[Problem description]: A verbatim copy of the records is required, with all pictures left out.

+===+

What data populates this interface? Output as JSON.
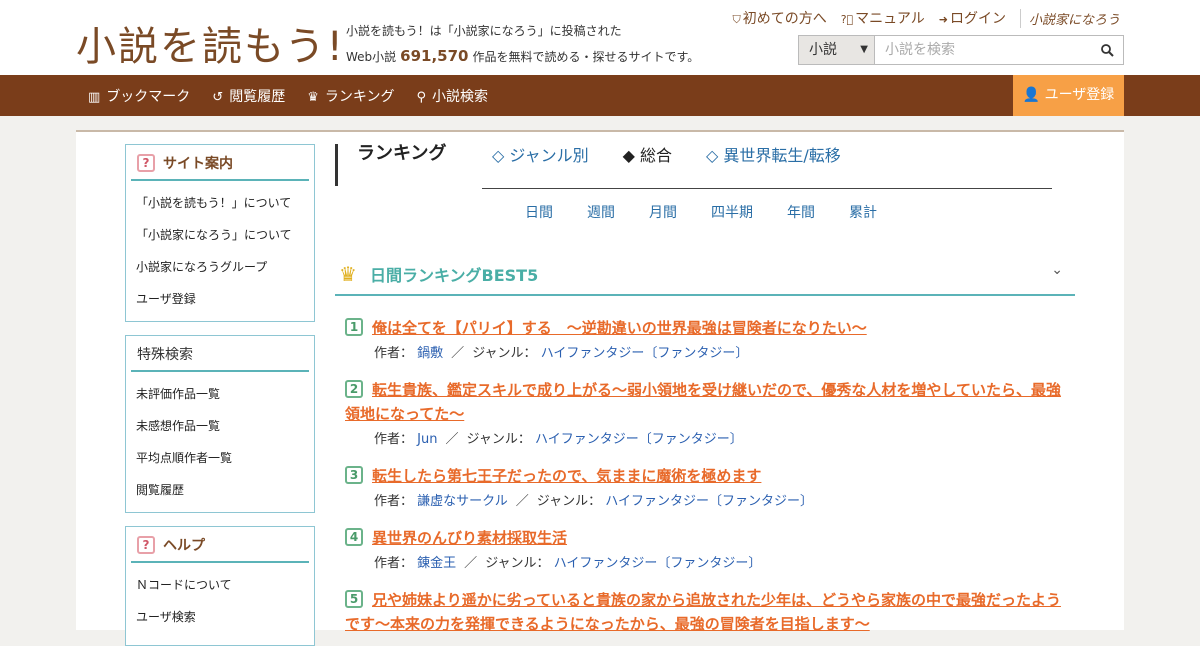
{
  "header": {
    "logo_text": "小説を読もう!",
    "tagline_line1": "小説を読もう！は「小説家になろう」に投稿された",
    "tagline_prefix": "Web小説",
    "work_count": "691,570",
    "tagline_suffix": "作品を無料で読める・探せるサイトです。",
    "links": [
      {
        "label": "初めての方へ",
        "icon": "shield-icon"
      },
      {
        "label": "マニュアル",
        "icon": "question-circle-icon"
      },
      {
        "label": "ログイン",
        "icon": "login-icon"
      }
    ],
    "narou_logo": "小説家になろう",
    "search": {
      "category": "小説",
      "placeholder": "小説を検索"
    }
  },
  "nav": {
    "items": [
      {
        "label": "ブックマーク",
        "icon": "bookmark-icon"
      },
      {
        "label": "閲覧履歴",
        "icon": "history-icon"
      },
      {
        "label": "ランキング",
        "icon": "crown-icon"
      },
      {
        "label": "小説検索",
        "icon": "search-icon"
      }
    ],
    "register": "ユーザ登録"
  },
  "sidebar": {
    "site_guide": {
      "title": "サイト案内",
      "items": [
        "「小説を読もう！」について",
        "「小説家になろう」について",
        "小説家になろうグループ",
        "ユーザ登録"
      ]
    },
    "special_search": {
      "title": "特殊検索",
      "items": [
        "未評価作品一覧",
        "未感想作品一覧",
        "平均点順作者一覧",
        "閲覧履歴"
      ]
    },
    "help": {
      "title": "ヘルプ",
      "items": [
        "Ｎコードについて",
        "ユーザ検索"
      ]
    }
  },
  "ranking": {
    "title": "ランキング",
    "tabs": [
      "◇ ジャンル別",
      "◆ 総合",
      "◇ 異世界転生/転移"
    ],
    "periods": [
      "日間",
      "週間",
      "月間",
      "四半期",
      "年間",
      "累計"
    ],
    "best_title": "日間ランキングBEST5",
    "author_label": "作者：",
    "genre_label": "ジャンル：",
    "entries": [
      {
        "rank": "1",
        "title": "俺は全てを【パリイ】する　〜逆勘違いの世界最強は冒険者になりたい〜",
        "author": "鍋敷",
        "genre": "ハイファンタジー〔ファンタジー〕"
      },
      {
        "rank": "2",
        "title": "転生貴族、鑑定スキルで成り上がる～弱小領地を受け継いだので、優秀な人材を増やしていたら、最強領地になってた～",
        "author": "Jun",
        "genre": "ハイファンタジー〔ファンタジー〕"
      },
      {
        "rank": "3",
        "title": "転生したら第七王子だったので、気ままに魔術を極めます",
        "author": "謙虚なサークル",
        "genre": "ハイファンタジー〔ファンタジー〕"
      },
      {
        "rank": "4",
        "title": "異世界のんびり素材採取生活",
        "author": "錬金王",
        "genre": "ハイファンタジー〔ファンタジー〕"
      },
      {
        "rank": "5",
        "title": "兄や姉妹より遥かに劣っていると貴族の家から追放された少年は、どうやら家族の中で最強だったようです～本来の力を発揮できるようになったから、最強の冒険者を目指します～",
        "author": "",
        "genre": ""
      }
    ]
  }
}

+===+

[Worked answer]:
What data populates this interface? Output as JSON.
{
  "header": {
    "logo_text": "小説を読もう!",
    "tagline_line1": "小説を読もう！は「小説家になろう」に投稿された",
    "tagline_prefix": "Web小説",
    "work_count": "691,570",
    "tagline_suffix": "作品を無料で読める・探せるサイトです。",
    "links": [
      {
        "label": "初めての方へ",
        "icon": "shield-icon"
      },
      {
        "label": "マニュアル",
        "icon": "question-circle-icon"
      },
      {
        "label": "ログイン",
        "icon": "login-icon"
      }
    ],
    "narou_logo": "小説家になろう",
    "search": {
      "category": "小説",
      "placeholder": "小説を検索"
    }
  },
  "nav": {
    "items": [
      {
        "label": "ブックマーク",
        "icon": "bookmark-icon"
      },
      {
        "label": "閲覧履歴",
        "icon": "history-icon"
      },
      {
        "label": "ランキング",
        "icon": "crown-icon"
      },
      {
        "label": "小説検索",
        "icon": "search-icon"
      }
    ],
    "register": "ユーザ登録"
  },
  "sidebar": {
    "site_guide": {
      "title": "サイト案内",
      "items": [
        "「小説を読もう！」について",
        "「小説家になろう」について",
        "小説家になろうグループ",
        "ユーザ登録"
      ]
    },
    "special_search": {
      "title": "特殊検索",
      "items": [
        "未評価作品一覧",
        "未感想作品一覧",
        "平均点順作者一覧",
        "閲覧履歴"
      ]
    },
    "help": {
      "title": "ヘルプ",
      "items": [
        "Ｎコードについて",
        "ユーザ検索"
      ]
    }
  },
  "ranking": {
    "title": "ランキング",
    "tabs": [
      "◇ ジャンル別",
      "◆ 総合",
      "◇ 異世界転生/転移"
    ],
    "periods": [
      "日間",
      "週間",
      "月間",
      "四半期",
      "年間",
      "累計"
    ],
    "best_title": "日間ランキングBEST5",
    "author_label": "作者：",
    "genre_label": "ジャンル：",
    "entries": [
      {
        "rank": "1",
        "title": "俺は全てを【パリイ】する　〜逆勘違いの世界最強は冒険者になりたい〜",
        "author": "鍋敷",
        "genre": "ハイファンタジー〔ファンタジー〕"
      },
      {
        "rank": "2",
        "title": "転生貴族、鑑定スキルで成り上がる～弱小領地を受け継いだので、優秀な人材を増やしていたら、最強領地になってた～",
        "author": "Jun",
        "genre": "ハイファンタジー〔ファンタジー〕"
      },
      {
        "rank": "3",
        "title": "転生したら第七王子だったので、気ままに魔術を極めます",
        "author": "謙虚なサークル",
        "genre": "ハイファンタジー〔ファンタジー〕"
      },
      {
        "rank": "4",
        "title": "異世界のんびり素材採取生活",
        "author": "錬金王",
        "genre": "ハイファンタジー〔ファンタジー〕"
      },
      {
        "rank": "5",
        "title": "兄や姉妹より遥かに劣っていると貴族の家から追放された少年は、どうやら家族の中で最強だったようです～本来の力を発揮できるようになったから、最強の冒険者を目指します～",
        "author": "",
        "genre": ""
      }
    ]
  }
}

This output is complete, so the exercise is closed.